= Objective =
Repeat every record below exactly as it appears.

Records from a dataset:

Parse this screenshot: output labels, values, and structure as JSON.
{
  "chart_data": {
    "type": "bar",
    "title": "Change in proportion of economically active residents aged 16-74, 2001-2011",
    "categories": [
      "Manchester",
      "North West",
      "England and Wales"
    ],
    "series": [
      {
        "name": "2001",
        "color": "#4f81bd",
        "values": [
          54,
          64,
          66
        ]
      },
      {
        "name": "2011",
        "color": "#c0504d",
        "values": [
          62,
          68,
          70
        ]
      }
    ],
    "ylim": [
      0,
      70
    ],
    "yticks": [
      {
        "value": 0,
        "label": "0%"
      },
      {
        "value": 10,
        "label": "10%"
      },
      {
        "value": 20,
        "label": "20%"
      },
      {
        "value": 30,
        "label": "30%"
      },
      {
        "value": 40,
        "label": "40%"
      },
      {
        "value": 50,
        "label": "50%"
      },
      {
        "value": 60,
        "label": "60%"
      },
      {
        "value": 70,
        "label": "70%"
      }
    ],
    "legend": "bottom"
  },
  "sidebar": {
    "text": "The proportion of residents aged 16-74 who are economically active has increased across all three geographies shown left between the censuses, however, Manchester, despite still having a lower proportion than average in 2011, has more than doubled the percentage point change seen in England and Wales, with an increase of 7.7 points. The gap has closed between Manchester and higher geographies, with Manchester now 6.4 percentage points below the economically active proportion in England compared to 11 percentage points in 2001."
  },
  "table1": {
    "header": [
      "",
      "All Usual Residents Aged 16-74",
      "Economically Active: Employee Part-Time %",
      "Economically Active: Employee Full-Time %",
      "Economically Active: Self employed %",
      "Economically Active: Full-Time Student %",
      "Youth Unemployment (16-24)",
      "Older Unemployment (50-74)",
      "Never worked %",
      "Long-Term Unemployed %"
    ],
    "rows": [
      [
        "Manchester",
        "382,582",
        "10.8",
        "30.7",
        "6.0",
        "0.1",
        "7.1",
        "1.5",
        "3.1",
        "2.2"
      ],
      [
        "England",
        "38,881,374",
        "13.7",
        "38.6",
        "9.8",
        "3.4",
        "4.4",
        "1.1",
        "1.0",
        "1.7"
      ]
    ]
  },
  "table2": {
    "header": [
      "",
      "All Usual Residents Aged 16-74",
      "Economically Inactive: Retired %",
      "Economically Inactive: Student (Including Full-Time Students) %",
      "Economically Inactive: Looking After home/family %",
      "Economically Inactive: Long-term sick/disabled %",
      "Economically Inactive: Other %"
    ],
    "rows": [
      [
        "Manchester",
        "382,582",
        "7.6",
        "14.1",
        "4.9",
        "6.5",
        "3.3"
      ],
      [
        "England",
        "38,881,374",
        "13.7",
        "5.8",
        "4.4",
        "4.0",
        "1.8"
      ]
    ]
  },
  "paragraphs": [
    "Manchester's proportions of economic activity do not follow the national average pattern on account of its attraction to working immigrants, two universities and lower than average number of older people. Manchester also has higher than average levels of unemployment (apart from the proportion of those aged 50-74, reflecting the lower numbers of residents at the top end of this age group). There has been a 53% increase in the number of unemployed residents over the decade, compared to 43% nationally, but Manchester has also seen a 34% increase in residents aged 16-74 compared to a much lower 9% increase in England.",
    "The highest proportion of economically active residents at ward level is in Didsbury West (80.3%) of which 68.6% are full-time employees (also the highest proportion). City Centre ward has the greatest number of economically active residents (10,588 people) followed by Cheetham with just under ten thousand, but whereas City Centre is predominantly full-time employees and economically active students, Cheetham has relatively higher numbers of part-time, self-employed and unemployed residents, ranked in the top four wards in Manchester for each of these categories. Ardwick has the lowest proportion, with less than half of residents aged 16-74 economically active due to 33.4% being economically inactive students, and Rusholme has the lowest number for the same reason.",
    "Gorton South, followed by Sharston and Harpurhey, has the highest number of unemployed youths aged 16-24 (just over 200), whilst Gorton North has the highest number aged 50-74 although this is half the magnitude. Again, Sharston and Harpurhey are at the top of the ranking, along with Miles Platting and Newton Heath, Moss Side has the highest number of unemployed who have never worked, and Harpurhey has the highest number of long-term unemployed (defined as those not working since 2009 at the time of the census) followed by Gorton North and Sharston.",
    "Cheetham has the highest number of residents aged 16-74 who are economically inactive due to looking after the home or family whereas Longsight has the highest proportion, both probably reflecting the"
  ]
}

= Solved exercise =
Parse this screenshot: output labels, values, and structure as JSON.
{
  "chart_data": {
    "type": "bar",
    "title": "Change in proportion of economically active residents aged 16-74, 2001-2011",
    "categories": [
      "Manchester",
      "North West",
      "England and Wales"
    ],
    "series": [
      {
        "name": "2001",
        "color": "#4f81bd",
        "values": [
          54,
          64,
          66
        ]
      },
      {
        "name": "2011",
        "color": "#c0504d",
        "values": [
          62,
          68,
          70
        ]
      }
    ],
    "ylim": [
      0,
      70
    ],
    "yticks": [
      {
        "value": 0,
        "label": "0%"
      },
      {
        "value": 10,
        "label": "10%"
      },
      {
        "value": 20,
        "label": "20%"
      },
      {
        "value": 30,
        "label": "30%"
      },
      {
        "value": 40,
        "label": "40%"
      },
      {
        "value": 50,
        "label": "50%"
      },
      {
        "value": 60,
        "label": "60%"
      },
      {
        "value": 70,
        "label": "70%"
      }
    ],
    "legend": "bottom"
  },
  "sidebar": {
    "text": "The proportion of residents aged 16-74 who are economically active has increased across all three geographies shown left between the censuses, however, Manchester, despite still having a lower proportion than average in 2011, has more than doubled the percentage point change seen in England and Wales, with an increase of 7.7 points. The gap has closed between Manchester and higher geographies, with Manchester now 6.4 percentage points below the economically active proportion in England compared to 11 percentage points in 2001."
  },
  "table1": {
    "header": [
      "",
      "All Usual Residents Aged 16-74",
      "Economically Active: Employee Part-Time %",
      "Economically Active: Employee Full-Time %",
      "Economically Active: Self employed %",
      "Economically Active: Full-Time Student %",
      "Youth Unemployment (16-24)",
      "Older Unemployment (50-74)",
      "Never worked %",
      "Long-Term Unemployed %"
    ],
    "rows": [
      [
        "Manchester",
        "382,582",
        "10.8",
        "30.7",
        "6.0",
        "0.1",
        "7.1",
        "1.5",
        "3.1",
        "2.2"
      ],
      [
        "England",
        "38,881,374",
        "13.7",
        "38.6",
        "9.8",
        "3.4",
        "4.4",
        "1.1",
        "1.0",
        "1.7"
      ]
    ]
  },
  "table2": {
    "header": [
      "",
      "All Usual Residents Aged 16-74",
      "Economically Inactive: Retired %",
      "Economically Inactive: Student (Including Full-Time Students) %",
      "Economically Inactive: Looking After home/family %",
      "Economically Inactive: Long-term sick/disabled %",
      "Economically Inactive: Other %"
    ],
    "rows": [
      [
        "Manchester",
        "382,582",
        "7.6",
        "14.1",
        "4.9",
        "6.5",
        "3.3"
      ],
      [
        "England",
        "38,881,374",
        "13.7",
        "5.8",
        "4.4",
        "4.0",
        "1.8"
      ]
    ]
  },
  "paragraphs": [
    "Manchester's proportions of economic activity do not follow the national average pattern on account of its attraction to working immigrants, two universities and lower than average number of older people. Manchester also has higher than average levels of unemployment (apart from the proportion of those aged 50-74, reflecting the lower numbers of residents at the top end of this age group). There has been a 53% increase in the number of unemployed residents over the decade, compared to 43% nationally, but Manchester has also seen a 34% increase in residents aged 16-74 compared to a much lower 9% increase in England.",
    "The highest proportion of economically active residents at ward level is in Didsbury West (80.3%) of which 68.6% are full-time employees (also the highest proportion). City Centre ward has the greatest number of economically active residents (10,588 people) followed by Cheetham with just under ten thousand, but whereas City Centre is predominantly full-time employees and economically active students, Cheetham has relatively higher numbers of part-time, self-employed and unemployed residents, ranked in the top four wards in Manchester for each of these categories. Ardwick has the lowest proportion, with less than half of residents aged 16-74 economically active due to 33.4% being economically inactive students, and Rusholme has the lowest number for the same reason.",
    "Gorton South, followed by Sharston and Harpurhey, has the highest number of unemployed youths aged 16-24 (just over 200), whilst Gorton North has the highest number aged 50-74 although this is half the magnitude. Again, Sharston and Harpurhey are at the top of the ranking, along with Miles Platting and Newton Heath, Moss Side has the highest number of unemployed who have never worked, and Harpurhey has the highest number of long-term unemployed (defined as those not working since 2009 at the time of the census) followed by Gorton North and Sharston.",
    "Cheetham has the highest number of residents aged 16-74 who are economically inactive due to looking after the home or family whereas Longsight has the highest proportion, both probably reflecting the"
  ]
}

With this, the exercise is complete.